→ **Data for this task**
____
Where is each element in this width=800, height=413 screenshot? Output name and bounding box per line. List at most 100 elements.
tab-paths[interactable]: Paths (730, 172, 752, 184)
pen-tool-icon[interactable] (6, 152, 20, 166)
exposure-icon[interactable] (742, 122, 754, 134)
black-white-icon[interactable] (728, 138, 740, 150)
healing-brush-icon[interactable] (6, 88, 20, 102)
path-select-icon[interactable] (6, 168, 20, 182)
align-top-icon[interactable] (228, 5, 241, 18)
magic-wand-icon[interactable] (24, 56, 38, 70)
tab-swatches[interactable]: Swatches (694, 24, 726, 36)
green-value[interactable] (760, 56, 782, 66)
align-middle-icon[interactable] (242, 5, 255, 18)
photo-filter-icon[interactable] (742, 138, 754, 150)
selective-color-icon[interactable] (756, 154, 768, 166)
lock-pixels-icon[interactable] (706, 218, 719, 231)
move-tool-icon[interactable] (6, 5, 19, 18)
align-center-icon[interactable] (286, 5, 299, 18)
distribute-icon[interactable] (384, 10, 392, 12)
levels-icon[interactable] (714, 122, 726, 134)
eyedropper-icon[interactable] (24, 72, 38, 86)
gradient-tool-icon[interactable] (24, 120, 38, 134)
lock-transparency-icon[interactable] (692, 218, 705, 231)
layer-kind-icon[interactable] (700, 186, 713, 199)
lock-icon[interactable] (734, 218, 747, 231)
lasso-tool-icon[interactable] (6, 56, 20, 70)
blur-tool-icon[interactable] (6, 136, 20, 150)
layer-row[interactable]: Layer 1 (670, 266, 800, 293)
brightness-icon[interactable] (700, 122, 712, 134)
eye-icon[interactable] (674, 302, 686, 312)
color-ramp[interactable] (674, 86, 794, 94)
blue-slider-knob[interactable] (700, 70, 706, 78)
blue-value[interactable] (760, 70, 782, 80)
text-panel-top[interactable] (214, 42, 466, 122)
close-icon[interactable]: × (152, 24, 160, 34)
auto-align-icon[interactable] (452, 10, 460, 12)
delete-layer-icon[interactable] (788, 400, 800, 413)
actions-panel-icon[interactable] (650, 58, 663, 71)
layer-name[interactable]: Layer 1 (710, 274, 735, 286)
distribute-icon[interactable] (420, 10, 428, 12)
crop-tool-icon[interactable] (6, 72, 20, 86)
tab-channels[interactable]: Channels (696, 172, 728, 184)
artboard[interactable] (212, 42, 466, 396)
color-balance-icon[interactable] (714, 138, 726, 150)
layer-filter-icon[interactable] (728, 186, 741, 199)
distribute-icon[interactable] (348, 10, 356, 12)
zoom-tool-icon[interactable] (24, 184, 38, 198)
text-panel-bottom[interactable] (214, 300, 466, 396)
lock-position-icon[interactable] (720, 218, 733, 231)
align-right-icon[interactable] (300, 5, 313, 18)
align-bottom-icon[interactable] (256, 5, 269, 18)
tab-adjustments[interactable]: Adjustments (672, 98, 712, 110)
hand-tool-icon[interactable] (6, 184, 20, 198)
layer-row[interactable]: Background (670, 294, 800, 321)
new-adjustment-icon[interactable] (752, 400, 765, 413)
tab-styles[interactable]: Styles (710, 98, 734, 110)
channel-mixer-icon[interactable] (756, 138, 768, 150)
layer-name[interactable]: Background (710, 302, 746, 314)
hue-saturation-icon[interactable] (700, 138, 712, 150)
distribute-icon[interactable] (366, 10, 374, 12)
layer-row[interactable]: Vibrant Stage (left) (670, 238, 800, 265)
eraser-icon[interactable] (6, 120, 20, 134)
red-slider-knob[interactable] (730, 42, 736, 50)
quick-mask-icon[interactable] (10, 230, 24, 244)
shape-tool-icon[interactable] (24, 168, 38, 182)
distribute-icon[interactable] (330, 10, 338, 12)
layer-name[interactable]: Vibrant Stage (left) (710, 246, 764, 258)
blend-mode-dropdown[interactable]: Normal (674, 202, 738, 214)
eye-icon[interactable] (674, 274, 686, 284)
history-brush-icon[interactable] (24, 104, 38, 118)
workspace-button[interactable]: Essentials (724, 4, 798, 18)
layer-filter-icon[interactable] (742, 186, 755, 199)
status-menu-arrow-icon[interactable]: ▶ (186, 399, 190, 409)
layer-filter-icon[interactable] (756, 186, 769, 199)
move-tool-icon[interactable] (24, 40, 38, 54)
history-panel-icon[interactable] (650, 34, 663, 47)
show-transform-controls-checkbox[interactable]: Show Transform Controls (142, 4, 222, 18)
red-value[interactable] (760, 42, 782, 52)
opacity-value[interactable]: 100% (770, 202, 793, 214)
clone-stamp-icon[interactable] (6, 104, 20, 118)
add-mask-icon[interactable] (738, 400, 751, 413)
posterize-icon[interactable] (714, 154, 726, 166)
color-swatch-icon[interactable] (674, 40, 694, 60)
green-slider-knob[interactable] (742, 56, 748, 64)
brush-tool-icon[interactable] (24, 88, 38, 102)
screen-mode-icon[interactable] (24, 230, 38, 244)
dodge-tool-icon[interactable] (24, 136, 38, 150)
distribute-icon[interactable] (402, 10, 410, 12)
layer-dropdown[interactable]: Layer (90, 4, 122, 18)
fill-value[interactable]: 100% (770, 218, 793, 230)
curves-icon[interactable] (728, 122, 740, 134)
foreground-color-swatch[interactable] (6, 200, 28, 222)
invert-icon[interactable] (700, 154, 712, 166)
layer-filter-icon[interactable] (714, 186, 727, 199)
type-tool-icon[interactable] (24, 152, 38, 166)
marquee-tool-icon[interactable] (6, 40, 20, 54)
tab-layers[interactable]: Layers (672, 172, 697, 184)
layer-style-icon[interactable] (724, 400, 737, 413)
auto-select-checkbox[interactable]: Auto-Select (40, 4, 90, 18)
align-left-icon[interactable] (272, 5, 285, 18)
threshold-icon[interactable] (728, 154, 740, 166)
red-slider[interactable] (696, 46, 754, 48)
____
→ **Written exercise**
Copy out the entries unchanged, beginning with the first line and stopping after the line that contains "selective-color-icon[interactable] (756, 154, 768, 166)".

→ **In response**
Where is each element in this width=800, height=413 screenshot? Output name and bounding box per line. List at most 100 elements.
tab-paths[interactable]: Paths (730, 172, 752, 184)
pen-tool-icon[interactable] (6, 152, 20, 166)
exposure-icon[interactable] (742, 122, 754, 134)
black-white-icon[interactable] (728, 138, 740, 150)
healing-brush-icon[interactable] (6, 88, 20, 102)
path-select-icon[interactable] (6, 168, 20, 182)
align-top-icon[interactable] (228, 5, 241, 18)
magic-wand-icon[interactable] (24, 56, 38, 70)
tab-swatches[interactable]: Swatches (694, 24, 726, 36)
green-value[interactable] (760, 56, 782, 66)
align-middle-icon[interactable] (242, 5, 255, 18)
photo-filter-icon[interactable] (742, 138, 754, 150)
selective-color-icon[interactable] (756, 154, 768, 166)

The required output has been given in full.